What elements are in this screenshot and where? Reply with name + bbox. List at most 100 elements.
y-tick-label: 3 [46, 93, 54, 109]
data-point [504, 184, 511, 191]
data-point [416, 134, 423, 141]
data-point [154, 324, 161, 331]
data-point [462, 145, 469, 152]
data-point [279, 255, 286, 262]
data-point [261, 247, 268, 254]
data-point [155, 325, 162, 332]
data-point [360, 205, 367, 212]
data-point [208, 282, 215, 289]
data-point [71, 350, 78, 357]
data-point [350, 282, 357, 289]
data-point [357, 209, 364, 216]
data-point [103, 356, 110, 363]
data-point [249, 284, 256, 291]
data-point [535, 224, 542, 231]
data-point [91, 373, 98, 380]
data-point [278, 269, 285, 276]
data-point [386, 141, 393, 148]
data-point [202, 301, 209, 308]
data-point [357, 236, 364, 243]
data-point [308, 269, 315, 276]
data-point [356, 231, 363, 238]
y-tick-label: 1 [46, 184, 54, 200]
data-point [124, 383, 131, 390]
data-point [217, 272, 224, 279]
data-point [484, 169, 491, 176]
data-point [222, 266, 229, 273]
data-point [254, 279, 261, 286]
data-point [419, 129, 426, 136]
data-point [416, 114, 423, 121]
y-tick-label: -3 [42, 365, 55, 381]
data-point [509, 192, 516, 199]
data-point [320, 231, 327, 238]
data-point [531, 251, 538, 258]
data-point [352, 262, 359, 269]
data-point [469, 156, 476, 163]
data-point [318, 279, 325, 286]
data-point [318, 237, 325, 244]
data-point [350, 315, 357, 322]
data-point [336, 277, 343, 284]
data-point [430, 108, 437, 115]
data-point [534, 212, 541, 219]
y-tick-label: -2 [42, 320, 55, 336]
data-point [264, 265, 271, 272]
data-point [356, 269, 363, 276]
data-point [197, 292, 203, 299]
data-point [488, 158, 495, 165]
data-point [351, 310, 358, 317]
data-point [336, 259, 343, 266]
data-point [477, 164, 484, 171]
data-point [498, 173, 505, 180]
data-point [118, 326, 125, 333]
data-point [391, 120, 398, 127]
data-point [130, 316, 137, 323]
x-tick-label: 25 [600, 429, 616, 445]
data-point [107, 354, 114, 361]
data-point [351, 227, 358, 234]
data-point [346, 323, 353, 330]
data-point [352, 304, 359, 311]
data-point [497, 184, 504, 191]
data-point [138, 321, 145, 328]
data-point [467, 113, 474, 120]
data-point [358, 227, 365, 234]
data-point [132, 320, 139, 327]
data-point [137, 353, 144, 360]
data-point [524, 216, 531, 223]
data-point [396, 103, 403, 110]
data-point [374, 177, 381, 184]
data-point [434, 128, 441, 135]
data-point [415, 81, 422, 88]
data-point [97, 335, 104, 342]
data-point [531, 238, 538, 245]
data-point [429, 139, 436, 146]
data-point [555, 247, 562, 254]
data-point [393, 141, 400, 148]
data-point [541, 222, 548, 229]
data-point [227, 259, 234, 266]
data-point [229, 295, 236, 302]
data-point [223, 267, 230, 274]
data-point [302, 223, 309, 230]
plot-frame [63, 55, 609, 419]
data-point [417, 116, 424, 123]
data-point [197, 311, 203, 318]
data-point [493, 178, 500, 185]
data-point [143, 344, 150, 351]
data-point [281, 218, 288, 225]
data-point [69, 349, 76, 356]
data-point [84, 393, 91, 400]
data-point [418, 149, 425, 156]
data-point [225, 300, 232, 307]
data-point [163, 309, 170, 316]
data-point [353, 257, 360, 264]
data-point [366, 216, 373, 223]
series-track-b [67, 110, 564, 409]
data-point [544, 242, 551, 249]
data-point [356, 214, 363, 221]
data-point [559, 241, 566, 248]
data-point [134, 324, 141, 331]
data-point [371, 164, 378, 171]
^^^^^^^^
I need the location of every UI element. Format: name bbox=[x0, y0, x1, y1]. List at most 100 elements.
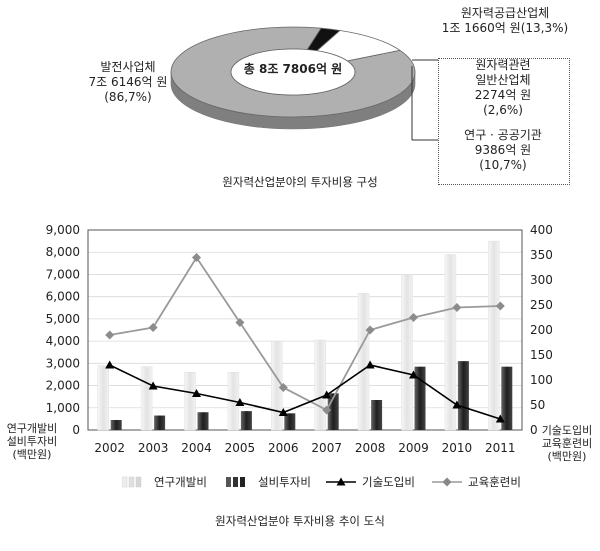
^^^^^^^^
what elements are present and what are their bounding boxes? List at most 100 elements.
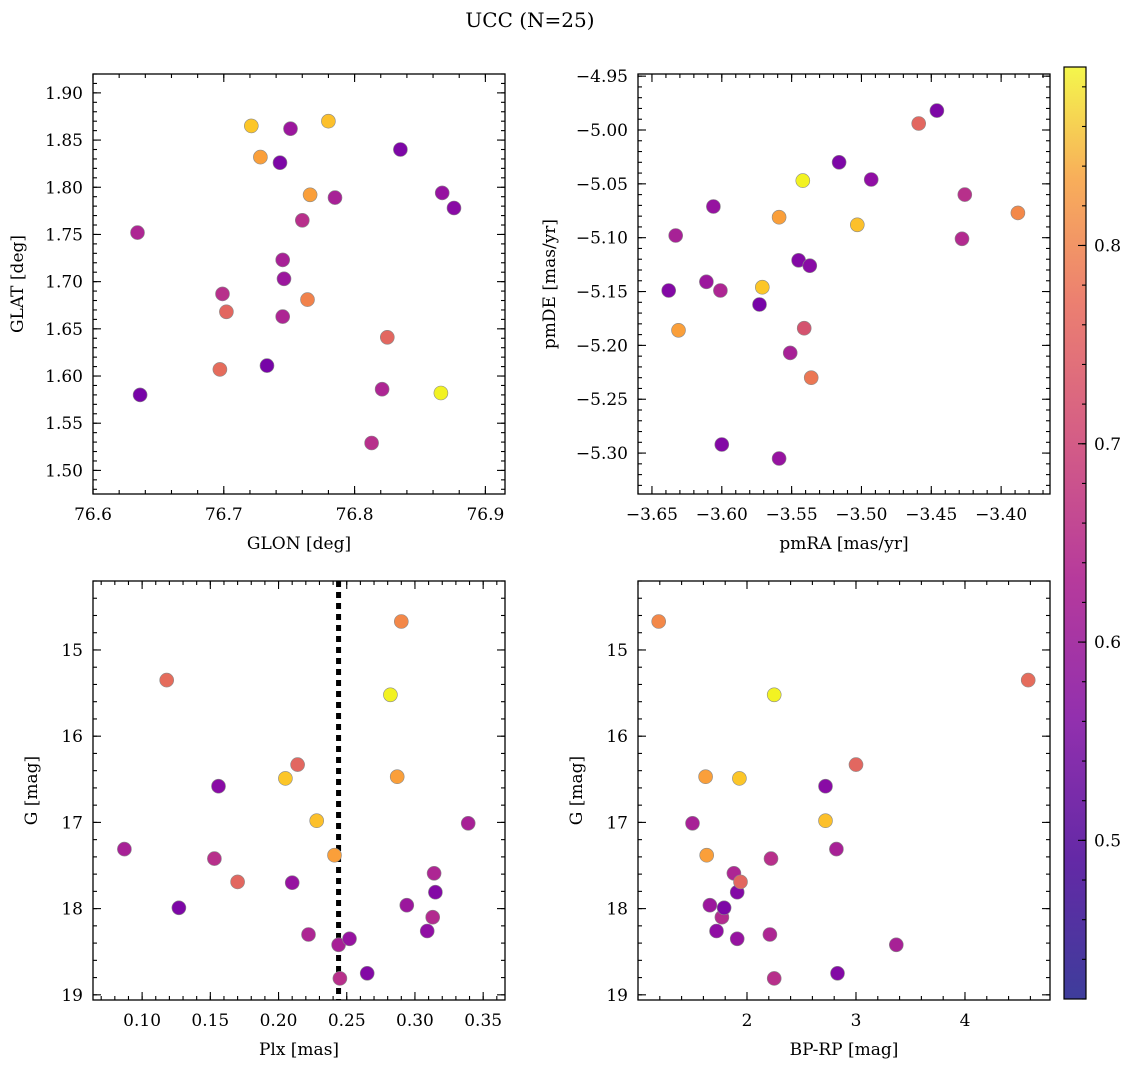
^^^^^^^^
* _Set task_
Tally the lines in the records above that contain the word "List" and give only that number.

* _Written solution_
3